# Start of Extracted entries

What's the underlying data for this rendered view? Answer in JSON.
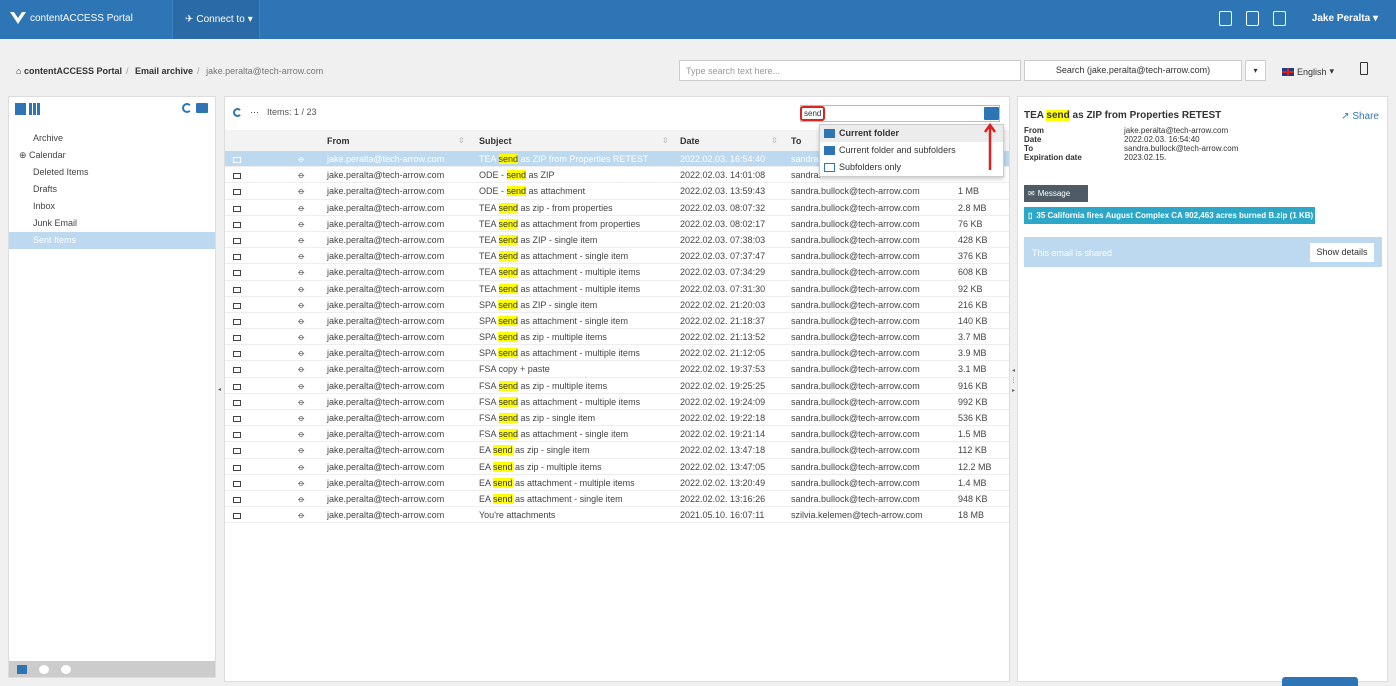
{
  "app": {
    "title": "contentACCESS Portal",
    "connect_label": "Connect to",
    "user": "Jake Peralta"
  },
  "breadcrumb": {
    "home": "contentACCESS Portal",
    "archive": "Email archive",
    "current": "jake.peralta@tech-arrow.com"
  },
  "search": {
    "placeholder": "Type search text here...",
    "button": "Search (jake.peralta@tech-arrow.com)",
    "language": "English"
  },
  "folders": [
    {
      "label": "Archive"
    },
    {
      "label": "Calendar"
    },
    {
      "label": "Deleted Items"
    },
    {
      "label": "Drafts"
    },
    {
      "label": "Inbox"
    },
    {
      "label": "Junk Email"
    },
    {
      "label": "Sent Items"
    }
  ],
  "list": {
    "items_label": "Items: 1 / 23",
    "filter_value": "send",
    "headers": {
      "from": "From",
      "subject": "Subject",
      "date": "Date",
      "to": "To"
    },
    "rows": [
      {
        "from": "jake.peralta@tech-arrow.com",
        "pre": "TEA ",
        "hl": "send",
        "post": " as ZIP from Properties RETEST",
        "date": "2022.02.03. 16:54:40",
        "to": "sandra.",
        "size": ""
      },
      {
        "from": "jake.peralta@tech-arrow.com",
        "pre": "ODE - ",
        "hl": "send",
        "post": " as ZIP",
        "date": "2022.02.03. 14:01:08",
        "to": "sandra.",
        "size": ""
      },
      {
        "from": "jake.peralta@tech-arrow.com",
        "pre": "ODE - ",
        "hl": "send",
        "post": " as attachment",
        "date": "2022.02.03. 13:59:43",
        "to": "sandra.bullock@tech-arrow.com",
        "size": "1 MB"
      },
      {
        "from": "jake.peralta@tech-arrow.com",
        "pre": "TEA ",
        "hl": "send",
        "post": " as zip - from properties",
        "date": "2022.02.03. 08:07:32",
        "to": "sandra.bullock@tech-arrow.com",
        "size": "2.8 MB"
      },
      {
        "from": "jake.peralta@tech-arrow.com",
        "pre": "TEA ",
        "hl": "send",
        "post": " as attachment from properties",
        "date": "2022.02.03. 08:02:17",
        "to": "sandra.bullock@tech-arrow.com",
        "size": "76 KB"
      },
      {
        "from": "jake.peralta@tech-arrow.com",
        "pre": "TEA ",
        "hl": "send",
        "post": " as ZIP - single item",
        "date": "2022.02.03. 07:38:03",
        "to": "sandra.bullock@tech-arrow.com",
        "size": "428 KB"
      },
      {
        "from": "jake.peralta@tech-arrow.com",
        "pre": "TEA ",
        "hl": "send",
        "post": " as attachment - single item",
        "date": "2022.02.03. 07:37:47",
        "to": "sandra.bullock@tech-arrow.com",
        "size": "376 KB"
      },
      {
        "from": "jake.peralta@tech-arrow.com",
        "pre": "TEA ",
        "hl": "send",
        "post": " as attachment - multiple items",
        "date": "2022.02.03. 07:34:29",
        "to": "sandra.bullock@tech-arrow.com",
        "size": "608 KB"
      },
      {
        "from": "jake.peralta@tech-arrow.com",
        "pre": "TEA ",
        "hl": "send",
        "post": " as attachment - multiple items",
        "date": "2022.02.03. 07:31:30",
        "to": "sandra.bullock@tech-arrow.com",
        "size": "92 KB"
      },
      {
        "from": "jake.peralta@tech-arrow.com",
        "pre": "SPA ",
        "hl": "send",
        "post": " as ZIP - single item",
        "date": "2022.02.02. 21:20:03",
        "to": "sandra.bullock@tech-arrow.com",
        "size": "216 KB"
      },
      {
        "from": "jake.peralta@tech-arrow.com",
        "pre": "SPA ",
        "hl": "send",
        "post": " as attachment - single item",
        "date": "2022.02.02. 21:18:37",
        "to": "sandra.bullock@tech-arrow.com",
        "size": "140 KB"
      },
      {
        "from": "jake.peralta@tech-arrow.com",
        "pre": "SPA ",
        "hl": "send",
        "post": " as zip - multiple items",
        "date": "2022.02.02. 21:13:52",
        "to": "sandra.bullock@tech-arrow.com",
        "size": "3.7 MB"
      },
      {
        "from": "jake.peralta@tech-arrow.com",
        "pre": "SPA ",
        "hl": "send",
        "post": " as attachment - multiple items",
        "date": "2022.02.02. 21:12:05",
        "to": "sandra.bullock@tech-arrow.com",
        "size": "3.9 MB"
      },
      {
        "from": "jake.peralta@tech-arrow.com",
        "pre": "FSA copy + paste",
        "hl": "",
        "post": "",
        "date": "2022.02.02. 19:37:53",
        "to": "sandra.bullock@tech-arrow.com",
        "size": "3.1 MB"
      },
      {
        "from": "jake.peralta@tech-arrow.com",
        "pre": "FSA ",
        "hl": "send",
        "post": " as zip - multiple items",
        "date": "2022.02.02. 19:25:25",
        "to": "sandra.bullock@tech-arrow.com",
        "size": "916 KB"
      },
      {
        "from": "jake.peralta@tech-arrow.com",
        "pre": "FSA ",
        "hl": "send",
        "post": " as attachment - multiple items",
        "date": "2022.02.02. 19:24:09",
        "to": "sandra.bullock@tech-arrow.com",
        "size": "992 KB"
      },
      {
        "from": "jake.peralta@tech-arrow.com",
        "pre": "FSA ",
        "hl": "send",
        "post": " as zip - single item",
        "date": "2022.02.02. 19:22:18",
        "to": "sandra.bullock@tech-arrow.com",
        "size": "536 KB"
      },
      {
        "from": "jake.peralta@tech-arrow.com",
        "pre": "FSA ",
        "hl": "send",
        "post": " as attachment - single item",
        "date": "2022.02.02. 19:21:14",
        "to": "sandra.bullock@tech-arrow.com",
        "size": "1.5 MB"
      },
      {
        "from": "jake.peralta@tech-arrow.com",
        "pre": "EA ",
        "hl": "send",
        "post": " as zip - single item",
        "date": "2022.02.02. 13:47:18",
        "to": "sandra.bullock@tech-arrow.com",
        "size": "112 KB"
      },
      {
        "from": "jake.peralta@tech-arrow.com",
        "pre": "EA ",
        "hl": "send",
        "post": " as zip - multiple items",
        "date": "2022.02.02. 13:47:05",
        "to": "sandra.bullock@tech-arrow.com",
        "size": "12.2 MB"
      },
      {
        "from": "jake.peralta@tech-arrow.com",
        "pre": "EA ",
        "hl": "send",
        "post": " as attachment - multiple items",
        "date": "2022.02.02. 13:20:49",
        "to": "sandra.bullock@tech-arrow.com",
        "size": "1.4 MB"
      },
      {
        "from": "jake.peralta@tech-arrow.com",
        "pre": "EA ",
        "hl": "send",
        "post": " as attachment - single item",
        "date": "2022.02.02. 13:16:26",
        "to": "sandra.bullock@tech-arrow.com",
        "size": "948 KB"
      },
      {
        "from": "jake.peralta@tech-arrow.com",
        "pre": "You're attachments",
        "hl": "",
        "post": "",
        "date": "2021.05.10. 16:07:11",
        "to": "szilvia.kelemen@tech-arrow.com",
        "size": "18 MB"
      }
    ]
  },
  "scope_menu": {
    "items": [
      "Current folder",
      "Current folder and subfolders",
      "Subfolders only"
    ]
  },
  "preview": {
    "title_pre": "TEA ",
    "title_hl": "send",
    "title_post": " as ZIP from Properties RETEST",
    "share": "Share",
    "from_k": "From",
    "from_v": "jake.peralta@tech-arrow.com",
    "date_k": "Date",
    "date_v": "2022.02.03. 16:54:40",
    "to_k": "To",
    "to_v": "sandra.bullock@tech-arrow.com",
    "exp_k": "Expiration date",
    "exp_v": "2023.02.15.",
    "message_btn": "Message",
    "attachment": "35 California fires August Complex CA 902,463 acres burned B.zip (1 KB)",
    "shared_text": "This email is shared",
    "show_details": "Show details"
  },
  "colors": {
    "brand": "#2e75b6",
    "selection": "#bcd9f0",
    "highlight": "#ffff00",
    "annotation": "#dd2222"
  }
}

# End of Extracted entries

# Task to carry out:
Each line in the listing above that contains "RETEST" should be copied.

# Exercise output:
        "post": " as ZIP from Properties RETEST",
    "title_post": " as ZIP from Properties RETEST",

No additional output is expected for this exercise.